### Dataset
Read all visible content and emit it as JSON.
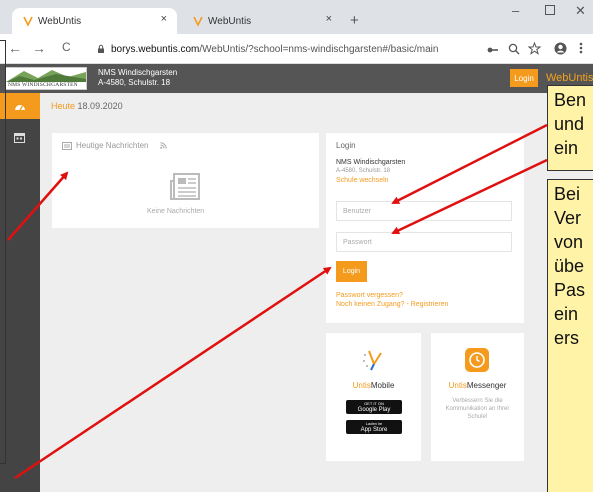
{
  "browser": {
    "tabs": [
      {
        "label": "WebUntis",
        "close": "×"
      },
      {
        "label": "WebUntis",
        "close": "×"
      }
    ],
    "new_tab": "+",
    "window_controls": {
      "minimize": "–",
      "close": "✕"
    },
    "nav": {
      "back": "←",
      "forward": "→",
      "reload": "C"
    },
    "url": {
      "host": "borys.webuntis.com",
      "path": "/WebUntis/?school=nms-windischgarsten#/basic/main"
    },
    "toolbar_icons": [
      "key-icon",
      "zoom-icon",
      "star-icon",
      "profile-icon",
      "menu-icon"
    ]
  },
  "header": {
    "logo_text": "NMS WINDISCHGARSTEN",
    "school_name": "NMS Windischgarsten",
    "school_address": "A-4580, Schulstr. 18",
    "login_button": "Login",
    "brand": "WebUntis"
  },
  "sidebar": {
    "items": [
      {
        "name": "dashboard-icon",
        "glyph": "◕"
      },
      {
        "name": "calendar-icon",
        "glyph": "▦"
      }
    ]
  },
  "main": {
    "today_label": "Heute",
    "today_date": "18.09.2020",
    "news": {
      "title": "Heutige Nachrichten",
      "empty": "Keine Nachrichten"
    },
    "login": {
      "title": "Login",
      "school": "NMS Windischgarsten",
      "address": "A-4580, Schulstr. 18",
      "change_school": "Schule wechseln",
      "username_placeholder": "Benutzer",
      "password_placeholder": "Passwort",
      "button": "Login",
      "forgot": "Passwort vergessen?",
      "register": "Noch keinen Zugang? - Registrieren"
    },
    "mobile": {
      "name_prefix": "Untis",
      "name_suffix": "Mobile",
      "google_small": "GET IT ON",
      "google": "Google Play",
      "apple_small": "Laden im",
      "apple": "App Store"
    },
    "messenger": {
      "name_prefix": "Untis",
      "name_suffix": "Messenger",
      "description": "Verbessern Sie die Kommunikation an Ihrer Schule!"
    }
  },
  "callouts": {
    "top_lines": [
      "Ben",
      "und",
      "ein"
    ],
    "bottom_lines": [
      "Bei",
      "Ver",
      "von",
      "übe",
      "Pas",
      "ein",
      "ers"
    ]
  },
  "colors": {
    "accent": "#f49b1e",
    "header_bg": "#555555",
    "sidebar_bg": "#444444",
    "callout_bg": "#fff3a8",
    "arrow": "#e01010"
  }
}
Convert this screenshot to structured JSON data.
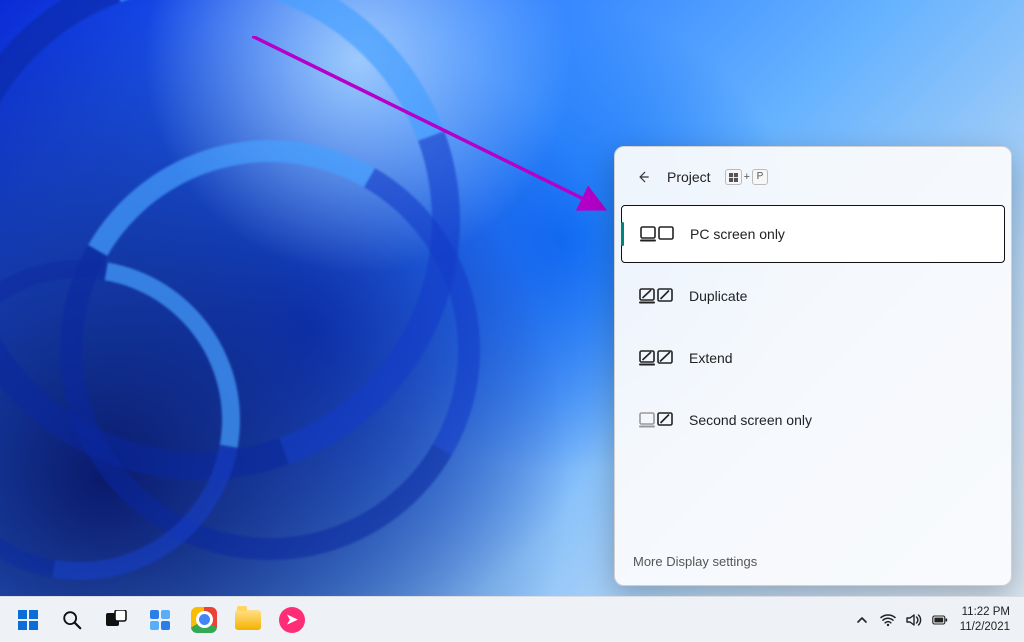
{
  "flyout": {
    "title": "Project",
    "shortcut_plus": "+",
    "shortcut_key": "P",
    "options": [
      {
        "label": "PC screen only"
      },
      {
        "label": "Duplicate"
      },
      {
        "label": "Extend"
      },
      {
        "label": "Second screen only"
      }
    ],
    "more_link": "More Display settings"
  },
  "taskbar": {
    "time": "11:22 PM",
    "date": "11/2/2021"
  }
}
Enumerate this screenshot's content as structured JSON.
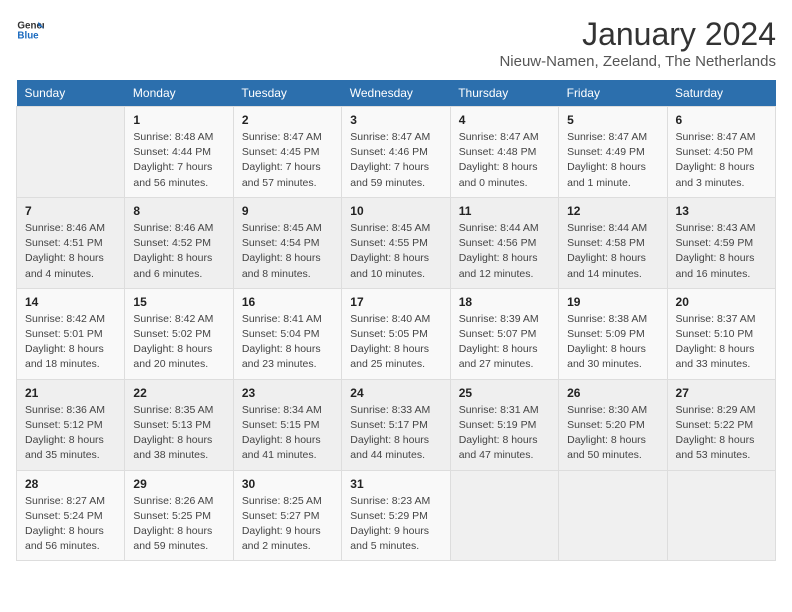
{
  "header": {
    "logo_general": "General",
    "logo_blue": "Blue",
    "month": "January 2024",
    "location": "Nieuw-Namen, Zeeland, The Netherlands"
  },
  "days_of_week": [
    "Sunday",
    "Monday",
    "Tuesday",
    "Wednesday",
    "Thursday",
    "Friday",
    "Saturday"
  ],
  "weeks": [
    [
      {
        "day": "",
        "info": ""
      },
      {
        "day": "1",
        "info": "Sunrise: 8:48 AM\nSunset: 4:44 PM\nDaylight: 7 hours\nand 56 minutes."
      },
      {
        "day": "2",
        "info": "Sunrise: 8:47 AM\nSunset: 4:45 PM\nDaylight: 7 hours\nand 57 minutes."
      },
      {
        "day": "3",
        "info": "Sunrise: 8:47 AM\nSunset: 4:46 PM\nDaylight: 7 hours\nand 59 minutes."
      },
      {
        "day": "4",
        "info": "Sunrise: 8:47 AM\nSunset: 4:48 PM\nDaylight: 8 hours\nand 0 minutes."
      },
      {
        "day": "5",
        "info": "Sunrise: 8:47 AM\nSunset: 4:49 PM\nDaylight: 8 hours\nand 1 minute."
      },
      {
        "day": "6",
        "info": "Sunrise: 8:47 AM\nSunset: 4:50 PM\nDaylight: 8 hours\nand 3 minutes."
      }
    ],
    [
      {
        "day": "7",
        "info": "Sunrise: 8:46 AM\nSunset: 4:51 PM\nDaylight: 8 hours\nand 4 minutes."
      },
      {
        "day": "8",
        "info": "Sunrise: 8:46 AM\nSunset: 4:52 PM\nDaylight: 8 hours\nand 6 minutes."
      },
      {
        "day": "9",
        "info": "Sunrise: 8:45 AM\nSunset: 4:54 PM\nDaylight: 8 hours\nand 8 minutes."
      },
      {
        "day": "10",
        "info": "Sunrise: 8:45 AM\nSunset: 4:55 PM\nDaylight: 8 hours\nand 10 minutes."
      },
      {
        "day": "11",
        "info": "Sunrise: 8:44 AM\nSunset: 4:56 PM\nDaylight: 8 hours\nand 12 minutes."
      },
      {
        "day": "12",
        "info": "Sunrise: 8:44 AM\nSunset: 4:58 PM\nDaylight: 8 hours\nand 14 minutes."
      },
      {
        "day": "13",
        "info": "Sunrise: 8:43 AM\nSunset: 4:59 PM\nDaylight: 8 hours\nand 16 minutes."
      }
    ],
    [
      {
        "day": "14",
        "info": "Sunrise: 8:42 AM\nSunset: 5:01 PM\nDaylight: 8 hours\nand 18 minutes."
      },
      {
        "day": "15",
        "info": "Sunrise: 8:42 AM\nSunset: 5:02 PM\nDaylight: 8 hours\nand 20 minutes."
      },
      {
        "day": "16",
        "info": "Sunrise: 8:41 AM\nSunset: 5:04 PM\nDaylight: 8 hours\nand 23 minutes."
      },
      {
        "day": "17",
        "info": "Sunrise: 8:40 AM\nSunset: 5:05 PM\nDaylight: 8 hours\nand 25 minutes."
      },
      {
        "day": "18",
        "info": "Sunrise: 8:39 AM\nSunset: 5:07 PM\nDaylight: 8 hours\nand 27 minutes."
      },
      {
        "day": "19",
        "info": "Sunrise: 8:38 AM\nSunset: 5:09 PM\nDaylight: 8 hours\nand 30 minutes."
      },
      {
        "day": "20",
        "info": "Sunrise: 8:37 AM\nSunset: 5:10 PM\nDaylight: 8 hours\nand 33 minutes."
      }
    ],
    [
      {
        "day": "21",
        "info": "Sunrise: 8:36 AM\nSunset: 5:12 PM\nDaylight: 8 hours\nand 35 minutes."
      },
      {
        "day": "22",
        "info": "Sunrise: 8:35 AM\nSunset: 5:13 PM\nDaylight: 8 hours\nand 38 minutes."
      },
      {
        "day": "23",
        "info": "Sunrise: 8:34 AM\nSunset: 5:15 PM\nDaylight: 8 hours\nand 41 minutes."
      },
      {
        "day": "24",
        "info": "Sunrise: 8:33 AM\nSunset: 5:17 PM\nDaylight: 8 hours\nand 44 minutes."
      },
      {
        "day": "25",
        "info": "Sunrise: 8:31 AM\nSunset: 5:19 PM\nDaylight: 8 hours\nand 47 minutes."
      },
      {
        "day": "26",
        "info": "Sunrise: 8:30 AM\nSunset: 5:20 PM\nDaylight: 8 hours\nand 50 minutes."
      },
      {
        "day": "27",
        "info": "Sunrise: 8:29 AM\nSunset: 5:22 PM\nDaylight: 8 hours\nand 53 minutes."
      }
    ],
    [
      {
        "day": "28",
        "info": "Sunrise: 8:27 AM\nSunset: 5:24 PM\nDaylight: 8 hours\nand 56 minutes."
      },
      {
        "day": "29",
        "info": "Sunrise: 8:26 AM\nSunset: 5:25 PM\nDaylight: 8 hours\nand 59 minutes."
      },
      {
        "day": "30",
        "info": "Sunrise: 8:25 AM\nSunset: 5:27 PM\nDaylight: 9 hours\nand 2 minutes."
      },
      {
        "day": "31",
        "info": "Sunrise: 8:23 AM\nSunset: 5:29 PM\nDaylight: 9 hours\nand 5 minutes."
      },
      {
        "day": "",
        "info": ""
      },
      {
        "day": "",
        "info": ""
      },
      {
        "day": "",
        "info": ""
      }
    ]
  ]
}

### Description of the task
Show every line from the entries above in which the word "screenshot" appears.

### Exercise result
Convert this screenshot to structured JSON data.
Enumerate this screenshot's content as structured JSON.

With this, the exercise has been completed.